**Task statement**
Count the lines in the records below that contain the string "Выдержки", and reply with the number alone.

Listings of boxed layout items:
· · ·
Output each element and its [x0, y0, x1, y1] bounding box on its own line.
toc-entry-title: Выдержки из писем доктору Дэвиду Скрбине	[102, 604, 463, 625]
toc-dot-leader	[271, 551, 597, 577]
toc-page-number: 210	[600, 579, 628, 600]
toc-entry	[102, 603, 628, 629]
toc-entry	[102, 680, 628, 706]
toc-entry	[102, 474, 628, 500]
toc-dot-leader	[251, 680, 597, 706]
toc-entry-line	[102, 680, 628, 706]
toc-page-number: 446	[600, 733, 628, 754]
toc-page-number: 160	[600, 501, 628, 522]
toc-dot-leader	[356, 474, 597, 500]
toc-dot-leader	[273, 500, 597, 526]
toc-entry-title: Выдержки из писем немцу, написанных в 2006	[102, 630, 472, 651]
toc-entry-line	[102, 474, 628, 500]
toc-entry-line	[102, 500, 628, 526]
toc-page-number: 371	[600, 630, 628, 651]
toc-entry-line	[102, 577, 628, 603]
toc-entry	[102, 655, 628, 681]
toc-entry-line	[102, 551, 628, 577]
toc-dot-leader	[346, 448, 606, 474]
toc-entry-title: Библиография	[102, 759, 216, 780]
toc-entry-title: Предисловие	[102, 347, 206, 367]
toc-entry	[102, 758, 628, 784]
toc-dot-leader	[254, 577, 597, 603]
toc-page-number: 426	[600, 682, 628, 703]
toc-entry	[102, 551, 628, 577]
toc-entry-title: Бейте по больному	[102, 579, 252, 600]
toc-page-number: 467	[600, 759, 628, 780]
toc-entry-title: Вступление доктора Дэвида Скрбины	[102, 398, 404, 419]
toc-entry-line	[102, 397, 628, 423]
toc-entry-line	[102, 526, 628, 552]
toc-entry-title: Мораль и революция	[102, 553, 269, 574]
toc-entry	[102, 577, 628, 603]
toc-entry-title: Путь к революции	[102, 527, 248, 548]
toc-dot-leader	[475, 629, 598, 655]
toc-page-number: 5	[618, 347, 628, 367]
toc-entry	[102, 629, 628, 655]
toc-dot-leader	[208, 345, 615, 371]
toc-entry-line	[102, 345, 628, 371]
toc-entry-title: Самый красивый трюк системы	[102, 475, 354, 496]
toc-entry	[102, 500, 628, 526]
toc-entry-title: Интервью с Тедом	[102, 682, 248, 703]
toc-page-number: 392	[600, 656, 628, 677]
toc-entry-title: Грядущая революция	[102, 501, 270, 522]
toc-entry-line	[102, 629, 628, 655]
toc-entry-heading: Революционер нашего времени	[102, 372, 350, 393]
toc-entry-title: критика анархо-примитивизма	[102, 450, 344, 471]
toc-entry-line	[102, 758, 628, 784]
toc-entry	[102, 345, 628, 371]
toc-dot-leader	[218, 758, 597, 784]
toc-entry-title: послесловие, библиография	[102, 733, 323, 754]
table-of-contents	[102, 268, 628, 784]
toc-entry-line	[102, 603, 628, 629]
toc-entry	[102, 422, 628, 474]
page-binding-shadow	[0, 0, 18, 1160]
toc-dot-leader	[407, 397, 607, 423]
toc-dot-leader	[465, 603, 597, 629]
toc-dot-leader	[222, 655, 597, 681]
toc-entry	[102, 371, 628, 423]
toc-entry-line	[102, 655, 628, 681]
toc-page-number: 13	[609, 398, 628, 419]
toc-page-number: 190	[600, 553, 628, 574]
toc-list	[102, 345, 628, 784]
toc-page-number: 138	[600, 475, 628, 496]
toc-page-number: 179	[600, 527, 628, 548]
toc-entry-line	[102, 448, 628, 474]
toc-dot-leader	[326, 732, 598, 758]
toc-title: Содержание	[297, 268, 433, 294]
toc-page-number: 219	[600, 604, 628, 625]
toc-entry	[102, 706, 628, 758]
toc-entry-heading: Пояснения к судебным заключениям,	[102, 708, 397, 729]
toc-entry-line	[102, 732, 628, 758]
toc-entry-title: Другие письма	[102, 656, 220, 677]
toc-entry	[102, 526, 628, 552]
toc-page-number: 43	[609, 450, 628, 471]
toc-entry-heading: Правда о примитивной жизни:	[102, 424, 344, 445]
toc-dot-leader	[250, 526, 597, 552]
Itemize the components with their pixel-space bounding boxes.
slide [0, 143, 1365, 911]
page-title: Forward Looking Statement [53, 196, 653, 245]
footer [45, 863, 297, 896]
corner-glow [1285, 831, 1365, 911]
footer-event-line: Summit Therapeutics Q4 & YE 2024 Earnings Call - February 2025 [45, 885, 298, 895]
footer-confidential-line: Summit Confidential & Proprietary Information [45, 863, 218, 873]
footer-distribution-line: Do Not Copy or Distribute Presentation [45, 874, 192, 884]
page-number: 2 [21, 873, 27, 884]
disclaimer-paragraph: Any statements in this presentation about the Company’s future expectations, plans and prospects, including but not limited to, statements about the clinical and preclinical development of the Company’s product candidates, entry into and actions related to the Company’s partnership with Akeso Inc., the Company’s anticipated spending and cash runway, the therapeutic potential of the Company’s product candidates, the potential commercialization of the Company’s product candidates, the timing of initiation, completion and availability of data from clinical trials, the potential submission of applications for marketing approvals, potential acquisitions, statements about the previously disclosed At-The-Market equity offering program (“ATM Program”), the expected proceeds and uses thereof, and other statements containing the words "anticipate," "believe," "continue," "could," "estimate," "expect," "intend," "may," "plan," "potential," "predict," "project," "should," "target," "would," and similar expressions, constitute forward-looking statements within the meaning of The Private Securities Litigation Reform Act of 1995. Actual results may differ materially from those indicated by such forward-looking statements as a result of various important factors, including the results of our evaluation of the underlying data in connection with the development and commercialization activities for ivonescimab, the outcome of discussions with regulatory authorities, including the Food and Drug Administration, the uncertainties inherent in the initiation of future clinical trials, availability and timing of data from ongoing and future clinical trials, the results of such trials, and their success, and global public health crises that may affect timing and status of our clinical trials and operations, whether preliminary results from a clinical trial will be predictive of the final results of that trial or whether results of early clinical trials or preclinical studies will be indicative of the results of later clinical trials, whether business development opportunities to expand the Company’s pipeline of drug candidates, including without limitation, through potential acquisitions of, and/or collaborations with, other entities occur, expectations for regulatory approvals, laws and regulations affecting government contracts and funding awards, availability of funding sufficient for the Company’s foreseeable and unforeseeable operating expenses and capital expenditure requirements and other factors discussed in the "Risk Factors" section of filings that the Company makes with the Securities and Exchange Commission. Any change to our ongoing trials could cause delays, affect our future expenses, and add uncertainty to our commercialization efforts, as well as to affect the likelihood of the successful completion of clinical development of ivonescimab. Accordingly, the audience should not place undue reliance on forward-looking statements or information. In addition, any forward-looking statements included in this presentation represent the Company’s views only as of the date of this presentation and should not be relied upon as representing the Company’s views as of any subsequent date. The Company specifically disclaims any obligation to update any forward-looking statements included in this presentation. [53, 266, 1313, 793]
· · ·
**Response**
2